* WHAT IS NEEDED
Identify the lines that contain the string "Dashboard", then copy each of them.

* RECORD EXCERPTS
···

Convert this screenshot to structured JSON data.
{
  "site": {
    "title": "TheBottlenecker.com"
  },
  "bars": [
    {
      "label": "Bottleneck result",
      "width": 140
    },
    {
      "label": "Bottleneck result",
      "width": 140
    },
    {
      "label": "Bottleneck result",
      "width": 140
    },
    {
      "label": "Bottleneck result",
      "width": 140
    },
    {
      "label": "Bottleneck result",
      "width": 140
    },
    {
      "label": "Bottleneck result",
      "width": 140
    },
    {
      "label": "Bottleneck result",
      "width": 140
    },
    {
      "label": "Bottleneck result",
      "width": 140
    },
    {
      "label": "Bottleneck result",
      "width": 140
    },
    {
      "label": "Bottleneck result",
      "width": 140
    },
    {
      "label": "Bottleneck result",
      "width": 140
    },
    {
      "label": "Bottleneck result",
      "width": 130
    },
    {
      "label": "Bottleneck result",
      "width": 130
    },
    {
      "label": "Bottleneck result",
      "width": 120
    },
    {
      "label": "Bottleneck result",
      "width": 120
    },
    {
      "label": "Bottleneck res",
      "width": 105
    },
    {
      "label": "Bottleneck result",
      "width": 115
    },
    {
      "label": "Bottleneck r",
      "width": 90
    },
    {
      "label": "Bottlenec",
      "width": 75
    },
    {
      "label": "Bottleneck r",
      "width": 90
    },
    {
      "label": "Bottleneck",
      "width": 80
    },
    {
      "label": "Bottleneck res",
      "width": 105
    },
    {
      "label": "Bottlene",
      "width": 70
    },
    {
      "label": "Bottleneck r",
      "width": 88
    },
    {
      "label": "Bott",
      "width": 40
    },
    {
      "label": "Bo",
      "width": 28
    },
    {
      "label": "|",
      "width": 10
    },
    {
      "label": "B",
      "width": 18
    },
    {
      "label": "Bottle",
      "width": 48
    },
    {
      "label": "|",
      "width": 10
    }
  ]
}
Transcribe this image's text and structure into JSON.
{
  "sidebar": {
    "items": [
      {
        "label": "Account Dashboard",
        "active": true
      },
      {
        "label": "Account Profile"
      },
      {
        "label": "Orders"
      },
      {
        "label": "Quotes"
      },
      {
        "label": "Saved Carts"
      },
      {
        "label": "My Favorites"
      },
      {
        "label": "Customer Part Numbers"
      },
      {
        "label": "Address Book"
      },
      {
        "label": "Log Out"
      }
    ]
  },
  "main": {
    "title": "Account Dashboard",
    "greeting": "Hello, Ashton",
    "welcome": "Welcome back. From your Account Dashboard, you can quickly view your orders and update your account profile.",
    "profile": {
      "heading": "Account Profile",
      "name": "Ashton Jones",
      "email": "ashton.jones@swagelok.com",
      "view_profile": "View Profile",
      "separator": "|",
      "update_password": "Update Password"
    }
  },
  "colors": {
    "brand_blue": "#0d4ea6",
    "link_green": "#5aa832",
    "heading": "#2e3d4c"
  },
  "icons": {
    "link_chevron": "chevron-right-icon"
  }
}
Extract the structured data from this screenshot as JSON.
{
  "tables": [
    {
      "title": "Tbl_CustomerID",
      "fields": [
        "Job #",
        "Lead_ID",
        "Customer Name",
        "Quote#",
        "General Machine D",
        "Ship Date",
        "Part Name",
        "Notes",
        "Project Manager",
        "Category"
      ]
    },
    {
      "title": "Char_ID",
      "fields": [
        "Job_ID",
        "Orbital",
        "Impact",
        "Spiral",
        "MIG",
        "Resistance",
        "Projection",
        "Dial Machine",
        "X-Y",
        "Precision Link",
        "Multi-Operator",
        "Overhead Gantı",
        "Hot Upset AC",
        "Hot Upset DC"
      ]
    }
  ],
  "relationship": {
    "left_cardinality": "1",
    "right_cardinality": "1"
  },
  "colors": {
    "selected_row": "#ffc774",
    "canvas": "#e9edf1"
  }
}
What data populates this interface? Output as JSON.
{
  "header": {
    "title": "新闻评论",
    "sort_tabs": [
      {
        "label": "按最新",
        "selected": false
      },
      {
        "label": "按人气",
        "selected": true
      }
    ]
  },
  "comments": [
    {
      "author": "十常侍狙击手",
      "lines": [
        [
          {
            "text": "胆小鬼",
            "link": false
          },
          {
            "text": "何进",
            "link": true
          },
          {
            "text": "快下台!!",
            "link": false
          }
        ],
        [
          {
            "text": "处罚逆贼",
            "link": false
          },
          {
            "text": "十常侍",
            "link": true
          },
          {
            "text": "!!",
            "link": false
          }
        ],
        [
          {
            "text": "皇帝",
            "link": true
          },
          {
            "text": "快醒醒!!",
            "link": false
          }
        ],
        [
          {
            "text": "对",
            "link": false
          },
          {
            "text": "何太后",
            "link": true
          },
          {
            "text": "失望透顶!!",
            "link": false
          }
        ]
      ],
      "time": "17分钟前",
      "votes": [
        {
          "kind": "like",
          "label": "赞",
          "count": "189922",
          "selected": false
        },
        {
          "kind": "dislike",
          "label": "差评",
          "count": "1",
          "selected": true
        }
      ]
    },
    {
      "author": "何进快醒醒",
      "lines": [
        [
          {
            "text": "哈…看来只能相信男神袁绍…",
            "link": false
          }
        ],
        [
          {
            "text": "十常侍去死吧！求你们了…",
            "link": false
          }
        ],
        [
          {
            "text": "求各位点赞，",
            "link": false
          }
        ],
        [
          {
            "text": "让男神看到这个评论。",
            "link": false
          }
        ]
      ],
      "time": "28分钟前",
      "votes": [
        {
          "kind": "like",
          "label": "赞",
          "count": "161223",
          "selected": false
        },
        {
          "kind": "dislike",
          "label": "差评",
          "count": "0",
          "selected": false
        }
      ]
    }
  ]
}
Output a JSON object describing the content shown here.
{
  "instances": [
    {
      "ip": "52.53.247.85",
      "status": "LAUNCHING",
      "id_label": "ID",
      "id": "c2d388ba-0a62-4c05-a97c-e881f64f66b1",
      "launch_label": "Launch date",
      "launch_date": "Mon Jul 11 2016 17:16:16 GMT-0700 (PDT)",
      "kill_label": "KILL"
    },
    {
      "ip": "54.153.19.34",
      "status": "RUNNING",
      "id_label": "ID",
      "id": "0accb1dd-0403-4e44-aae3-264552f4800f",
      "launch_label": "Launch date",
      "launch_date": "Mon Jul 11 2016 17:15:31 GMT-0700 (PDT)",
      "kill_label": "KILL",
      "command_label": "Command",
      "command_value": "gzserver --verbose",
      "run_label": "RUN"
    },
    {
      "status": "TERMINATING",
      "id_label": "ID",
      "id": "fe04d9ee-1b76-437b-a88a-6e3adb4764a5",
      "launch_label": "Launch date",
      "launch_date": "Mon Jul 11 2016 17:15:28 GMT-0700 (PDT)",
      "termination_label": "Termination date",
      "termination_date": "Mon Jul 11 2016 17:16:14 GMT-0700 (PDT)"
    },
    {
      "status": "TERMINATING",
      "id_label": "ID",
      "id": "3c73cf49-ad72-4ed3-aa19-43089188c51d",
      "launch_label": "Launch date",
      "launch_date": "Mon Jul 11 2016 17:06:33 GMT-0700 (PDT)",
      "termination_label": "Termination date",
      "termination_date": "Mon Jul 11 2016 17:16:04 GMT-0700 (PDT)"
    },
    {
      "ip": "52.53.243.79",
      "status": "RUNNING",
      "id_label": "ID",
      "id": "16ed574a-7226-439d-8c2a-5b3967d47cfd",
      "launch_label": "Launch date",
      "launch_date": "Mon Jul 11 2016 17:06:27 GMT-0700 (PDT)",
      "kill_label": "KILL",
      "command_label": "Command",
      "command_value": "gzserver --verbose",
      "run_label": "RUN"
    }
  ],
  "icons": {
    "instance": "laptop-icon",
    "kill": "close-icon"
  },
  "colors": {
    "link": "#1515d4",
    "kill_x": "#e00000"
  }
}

···

* ANSWER TO THIS TASK
        "label": "Account Dashboard",
    "title": "Account Dashboard",
    "welcome": "Welcome back. From your Account Dashboard, you can quickly view your orders and update your account profile.",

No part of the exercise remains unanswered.